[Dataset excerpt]
################
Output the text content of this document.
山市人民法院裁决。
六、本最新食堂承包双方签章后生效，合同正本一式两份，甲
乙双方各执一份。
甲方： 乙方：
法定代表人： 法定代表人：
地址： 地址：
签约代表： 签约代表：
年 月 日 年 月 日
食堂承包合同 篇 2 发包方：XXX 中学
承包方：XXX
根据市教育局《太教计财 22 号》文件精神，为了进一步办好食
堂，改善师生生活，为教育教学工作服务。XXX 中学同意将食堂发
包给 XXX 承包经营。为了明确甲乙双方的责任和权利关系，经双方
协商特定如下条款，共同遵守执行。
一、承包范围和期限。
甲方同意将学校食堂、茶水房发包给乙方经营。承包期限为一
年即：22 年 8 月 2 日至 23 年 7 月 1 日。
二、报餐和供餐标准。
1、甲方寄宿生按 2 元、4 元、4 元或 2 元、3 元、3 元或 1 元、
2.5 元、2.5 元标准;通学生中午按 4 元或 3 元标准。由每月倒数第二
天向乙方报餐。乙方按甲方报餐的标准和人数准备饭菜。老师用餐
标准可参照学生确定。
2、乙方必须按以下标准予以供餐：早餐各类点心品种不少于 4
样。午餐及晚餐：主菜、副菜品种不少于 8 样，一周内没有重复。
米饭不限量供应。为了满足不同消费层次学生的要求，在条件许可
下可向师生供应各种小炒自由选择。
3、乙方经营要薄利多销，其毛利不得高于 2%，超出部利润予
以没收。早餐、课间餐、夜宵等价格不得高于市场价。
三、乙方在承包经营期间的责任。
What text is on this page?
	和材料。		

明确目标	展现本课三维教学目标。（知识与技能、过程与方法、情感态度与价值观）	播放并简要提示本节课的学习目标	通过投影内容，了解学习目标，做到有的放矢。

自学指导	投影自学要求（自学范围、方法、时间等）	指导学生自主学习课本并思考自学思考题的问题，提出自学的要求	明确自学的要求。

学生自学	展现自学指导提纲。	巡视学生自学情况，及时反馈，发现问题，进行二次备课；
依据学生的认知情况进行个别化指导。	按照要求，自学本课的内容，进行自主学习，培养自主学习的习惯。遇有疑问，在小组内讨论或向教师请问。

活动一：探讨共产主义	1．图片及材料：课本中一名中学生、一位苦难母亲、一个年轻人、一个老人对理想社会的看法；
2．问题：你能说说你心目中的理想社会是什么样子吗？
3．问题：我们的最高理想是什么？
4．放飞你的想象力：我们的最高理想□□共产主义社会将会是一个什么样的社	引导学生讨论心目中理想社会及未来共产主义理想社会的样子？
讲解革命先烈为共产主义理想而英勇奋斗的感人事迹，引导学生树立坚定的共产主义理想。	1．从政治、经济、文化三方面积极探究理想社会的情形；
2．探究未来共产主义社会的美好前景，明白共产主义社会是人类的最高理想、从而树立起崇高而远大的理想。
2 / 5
################
● PROBLEM STATEMENT
Restate every record exactly, leaving nothing out.

● RESPONSE TO THE TASK
Output the text content of this document.
山市人民法院裁决。
六、本最新食堂承包双方签章后生效，合同正本一式两份，甲
乙双方各执一份。
甲方： 乙方：
法定代表人： 法定代表人：
地址： 地址：
签约代表： 签约代表：
年 月 日 年 月 日
食堂承包合同 篇 2 发包方：XXX 中学
承包方：XXX
根据市教育局《太教计财 22 号》文件精神，为了进一步办好食
堂，改善师生生活，为教育教学工作服务。XXX 中学同意将食堂发
包给 XXX 承包经营。为了明确甲乙双方的责任和权利关系，经双方
协商特定如下条款，共同遵守执行。
一、承包范围和期限。
甲方同意将学校食堂、茶水房发包给乙方经营。承包期限为一
年即：22 年 8 月 2 日至 23 年 7 月 1 日。
二、报餐和供餐标准。
1、甲方寄宿生按 2 元、4 元、4 元或 2 元、3 元、3 元或 1 元、
2.5 元、2.5 元标准;通学生中午按 4 元或 3 元标准。由每月倒数第二
天向乙方报餐。乙方按甲方报餐的标准和人数准备饭菜。老师用餐
标准可参照学生确定。
2、乙方必须按以下标准予以供餐：早餐各类点心品种不少于 4
样。午餐及晚餐：主菜、副菜品种不少于 8 样，一周内没有重复。
米饭不限量供应。为了满足不同消费层次学生的要求，在条件许可
下可向师生供应各种小炒自由选择。
3、乙方经营要薄利多销，其毛利不得高于 2%，超出部利润予
以没收。早餐、课间餐、夜宵等价格不得高于市场价。
三、乙方在承包经营期间的责任。
What text is on this page?
	和材料。		

明确目标	展现本课三维教学目标。（知识与技能、过程与方法、情感态度与价值观）	播放并简要提示本节课的学习目标	通过投影内容，了解学习目标，做到有的放矢。

自学指导	投影自学要求（自学范围、方法、时间等）	指导学生自主学习课本并思考自学思考题的问题，提出自学的要求	明确自学的要求。

学生自学	展现自学指导提纲。	巡视学生自学情况，及时反馈，发现问题，进行二次备课；
依据学生的认知情况进行个别化指导。	按照要求，自学本课的内容，进行自主学习，培养自主学习的习惯。遇有疑问，在小组内讨论或向教师请问。

活动一：探讨共产主义	1．图片及材料：课本中一名中学生、一位苦难母亲、一个年轻人、一个老人对理想社会的看法；
2．问题：你能说说你心目中的理想社会是什么样子吗？
3．问题：我们的最高理想是什么？
4．放飞你的想象力：我们的最高理想□□共产主义社会将会是一个什么样的社	引导学生讨论心目中理想社会及未来共产主义理想社会的样子？
讲解革命先烈为共产主义理想而英勇奋斗的感人事迹，引导学生树立坚定的共产主义理想。	1．从政治、经济、文化三方面积极探究理想社会的情形；
2．探究未来共产主义社会的美好前景，明白共产主义社会是人类的最高理想、从而树立起崇高而远大的理想。
2 / 5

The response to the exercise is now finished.